▶ **WHAT THE TASK ASKS**: Restate the listing that follows word for word, without its pictures.

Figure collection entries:
((

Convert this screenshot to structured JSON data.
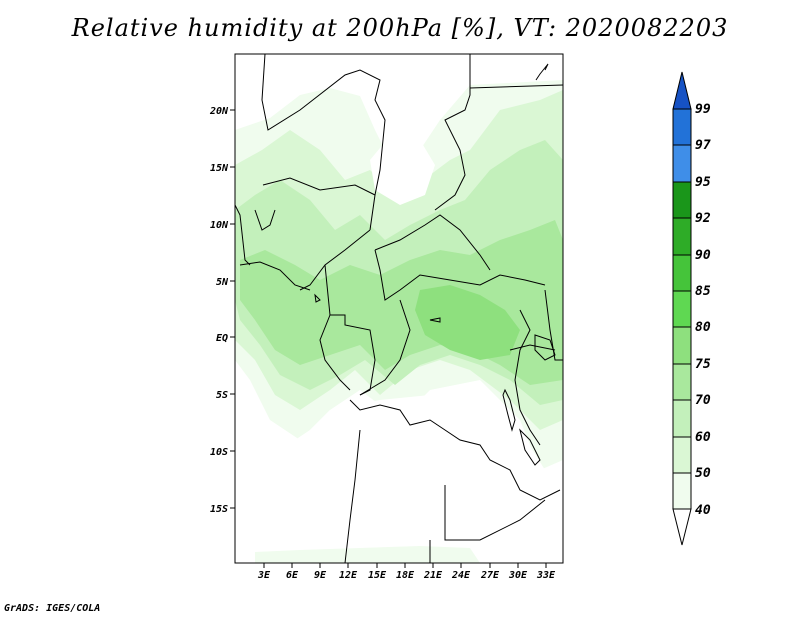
{
  "title": "Relative humidity at 200hPa [%], VT: 2020082203",
  "footer": "GrADS: IGES/COLA",
  "colors": {
    "c40": "#f0fcee",
    "c50": "#daf7d4",
    "c60": "#c3f0bb",
    "c70": "#a9e89d",
    "c75": "#8ee07e",
    "c80": "#5fd852",
    "c85": "#45c43a",
    "c90": "#2eac27",
    "c92": "#1a961a",
    "c95": "#3f8ee8",
    "c97": "#2272d8",
    "c99": "#1652c4"
  },
  "map": {
    "lat_labels": [
      "20N",
      "15N",
      "10N",
      "5N",
      "EQ",
      "5S",
      "10S",
      "15S"
    ],
    "lon_labels": [
      "3E",
      "6E",
      "9E",
      "12E",
      "15E",
      "18E",
      "21E",
      "24E",
      "27E",
      "30E",
      "33E"
    ]
  },
  "colorbar": {
    "labels": [
      "40",
      "50",
      "60",
      "70",
      "75",
      "80",
      "85",
      "90",
      "92",
      "95",
      "97",
      "99"
    ]
  }
}
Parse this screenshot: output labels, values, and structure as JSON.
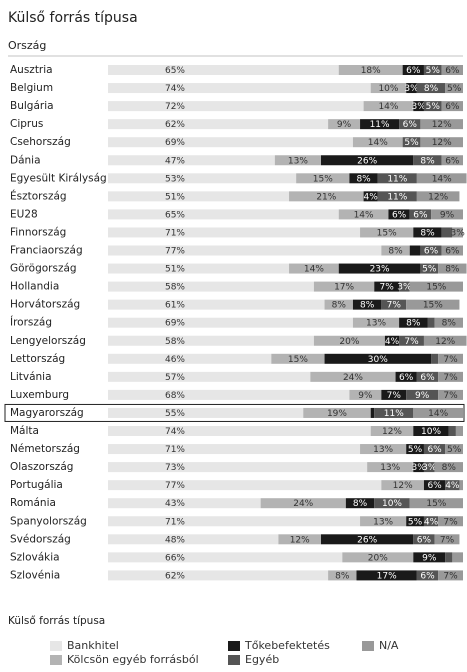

))

▶ **OUTPUT FOR THIS EXERCISE**:
Convert this screenshot to structured JSON data.
{
  "title": "Relative humidity at 200hPa [%], VT: 2020082203",
  "footer": "GrADS: IGES/COLA",
  "colors": {
    "c40": "#f0fcee",
    "c50": "#daf7d4",
    "c60": "#c3f0bb",
    "c70": "#a9e89d",
    "c75": "#8ee07e",
    "c80": "#5fd852",
    "c85": "#45c43a",
    "c90": "#2eac27",
    "c92": "#1a961a",
    "c95": "#3f8ee8",
    "c97": "#2272d8",
    "c99": "#1652c4"
  },
  "map": {
    "lat_labels": [
      "20N",
      "15N",
      "10N",
      "5N",
      "EQ",
      "5S",
      "10S",
      "15S"
    ],
    "lon_labels": [
      "3E",
      "6E",
      "9E",
      "12E",
      "15E",
      "18E",
      "21E",
      "24E",
      "27E",
      "30E",
      "33E"
    ]
  },
  "colorbar": {
    "labels": [
      "40",
      "50",
      "60",
      "70",
      "75",
      "80",
      "85",
      "90",
      "92",
      "95",
      "97",
      "99"
    ]
  }
}
Parse this screenshot: output labels, values, and structure as JSON.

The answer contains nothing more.